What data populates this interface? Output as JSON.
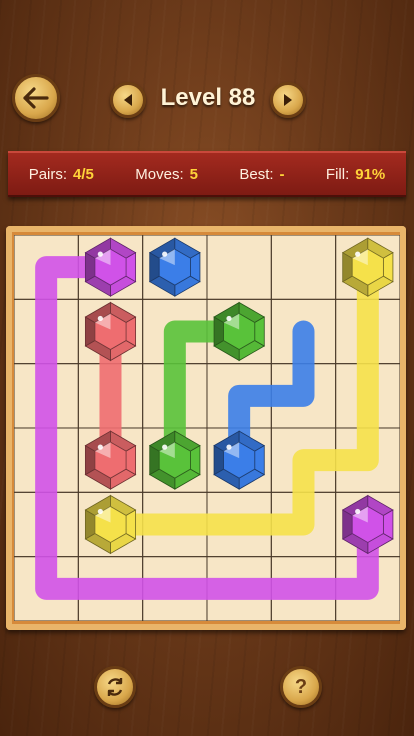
{
  "header": {
    "level_label": "Level 88"
  },
  "stats": {
    "pairs_label": "Pairs:",
    "pairs_value": "4/5",
    "moves_label": "Moves:",
    "moves_value": "5",
    "best_label": "Best:",
    "best_value": "-",
    "fill_label": "Fill:",
    "fill_value": "91%"
  },
  "icons": {
    "back": "arrow-left-icon",
    "prev": "triangle-left-icon",
    "next": "triangle-right-icon",
    "restart": "restart-icon",
    "help": "help-icon"
  },
  "help_symbol": "?",
  "board": {
    "cols": 6,
    "rows": 6,
    "gems": [
      {
        "color": "purple",
        "col": 1,
        "row": 0
      },
      {
        "color": "blue",
        "col": 2,
        "row": 0
      },
      {
        "color": "yellow",
        "col": 5,
        "row": 0
      },
      {
        "color": "red",
        "col": 1,
        "row": 1
      },
      {
        "color": "green",
        "col": 3,
        "row": 1
      },
      {
        "color": "red",
        "col": 1,
        "row": 3
      },
      {
        "color": "green",
        "col": 2,
        "row": 3
      },
      {
        "color": "blue",
        "col": 3,
        "row": 3
      },
      {
        "color": "yellow",
        "col": 1,
        "row": 4
      },
      {
        "color": "purple",
        "col": 5,
        "row": 4
      }
    ],
    "paths": [
      {
        "color": "purple",
        "cells": [
          [
            1,
            0
          ],
          [
            0,
            0
          ],
          [
            0,
            1
          ],
          [
            0,
            2
          ],
          [
            0,
            3
          ],
          [
            0,
            4
          ],
          [
            0,
            5
          ],
          [
            1,
            5
          ],
          [
            2,
            5
          ],
          [
            3,
            5
          ],
          [
            4,
            5
          ],
          [
            5,
            5
          ],
          [
            5,
            4
          ]
        ]
      },
      {
        "color": "red",
        "cells": [
          [
            1,
            1
          ],
          [
            1,
            2
          ],
          [
            1,
            3
          ]
        ]
      },
      {
        "color": "green",
        "cells": [
          [
            3,
            1
          ],
          [
            2,
            1
          ],
          [
            2,
            2
          ],
          [
            2,
            3
          ]
        ]
      },
      {
        "color": "blue",
        "cells": [
          [
            4,
            1
          ],
          [
            4,
            2
          ],
          [
            3,
            2
          ],
          [
            3,
            3
          ]
        ]
      },
      {
        "color": "yellow",
        "cells": [
          [
            5,
            0
          ],
          [
            5,
            1
          ],
          [
            5,
            2
          ],
          [
            5,
            3
          ],
          [
            4,
            3
          ],
          [
            4,
            4
          ],
          [
            3,
            4
          ],
          [
            2,
            4
          ],
          [
            1,
            4
          ]
        ]
      }
    ]
  },
  "colors": {
    "purple": "#d052e8",
    "blue": "#3b7ee8",
    "yellow": "#f5e14a",
    "red": "#ee6d70",
    "green": "#59c23a",
    "grid": "#4a3a2a",
    "cell": "#f7e6c6"
  }
}
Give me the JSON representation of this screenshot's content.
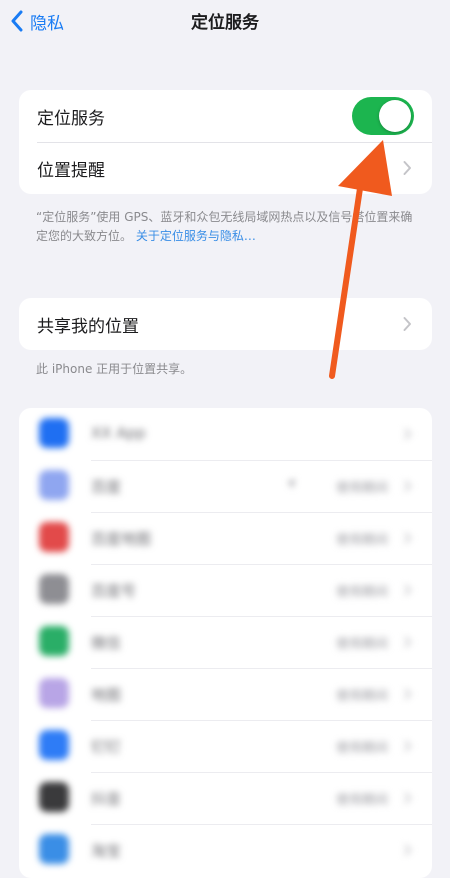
━━━━━━━━━━━━━━━━
Your objective → Set down every entry word for word, but omit the pictures.

Complete output →
What data populates this interface? Output as JSON.
{
  "header": {
    "level_label": "Level 88"
  },
  "stats": {
    "pairs_label": "Pairs:",
    "pairs_value": "4/5",
    "moves_label": "Moves:",
    "moves_value": "5",
    "best_label": "Best:",
    "best_value": "-",
    "fill_label": "Fill:",
    "fill_value": "91%"
  },
  "icons": {
    "back": "arrow-left-icon",
    "prev": "triangle-left-icon",
    "next": "triangle-right-icon",
    "restart": "restart-icon",
    "help": "help-icon"
  },
  "help_symbol": "?",
  "board": {
    "cols": 6,
    "rows": 6,
    "gems": [
      {
        "color": "purple",
        "col": 1,
        "row": 0
      },
      {
        "color": "blue",
        "col": 2,
        "row": 0
      },
      {
        "color": "yellow",
        "col": 5,
        "row": 0
      },
      {
        "color": "red",
        "col": 1,
        "row": 1
      },
      {
        "color": "green",
        "col": 3,
        "row": 1
      },
      {
        "color": "red",
        "col": 1,
        "row": 3
      },
      {
        "color": "green",
        "col": 2,
        "row": 3
      },
      {
        "color": "blue",
        "col": 3,
        "row": 3
      },
      {
        "color": "yellow",
        "col": 1,
        "row": 4
      },
      {
        "color": "purple",
        "col": 5,
        "row": 4
      }
    ],
    "paths": [
      {
        "color": "purple",
        "cells": [
          [
            1,
            0
          ],
          [
            0,
            0
          ],
          [
            0,
            1
          ],
          [
            0,
            2
          ],
          [
            0,
            3
          ],
          [
            0,
            4
          ],
          [
            0,
            5
          ],
          [
            1,
            5
          ],
          [
            2,
            5
          ],
          [
            3,
            5
          ],
          [
            4,
            5
          ],
          [
            5,
            5
          ],
          [
            5,
            4
          ]
        ]
      },
      {
        "color": "red",
        "cells": [
          [
            1,
            1
          ],
          [
            1,
            2
          ],
          [
            1,
            3
          ]
        ]
      },
      {
        "color": "green",
        "cells": [
          [
            3,
            1
          ],
          [
            2,
            1
          ],
          [
            2,
            2
          ],
          [
            2,
            3
          ]
        ]
      },
      {
        "color": "blue",
        "cells": [
          [
            4,
            1
          ],
          [
            4,
            2
          ],
          [
            3,
            2
          ],
          [
            3,
            3
          ]
        ]
      },
      {
        "color": "yellow",
        "cells": [
          [
            5,
            0
          ],
          [
            5,
            1
          ],
          [
            5,
            2
          ],
          [
            5,
            3
          ],
          [
            4,
            3
          ],
          [
            4,
            4
          ],
          [
            3,
            4
          ],
          [
            2,
            4
          ],
          [
            1,
            4
          ]
        ]
      }
    ]
  },
  "colors": {
    "purple": "#d052e8",
    "blue": "#3b7ee8",
    "yellow": "#f5e14a",
    "red": "#ee6d70",
    "green": "#59c23a",
    "grid": "#4a3a2a",
    "cell": "#f7e6c6"
  }
}
Give me the JSON representation of this screenshot's content.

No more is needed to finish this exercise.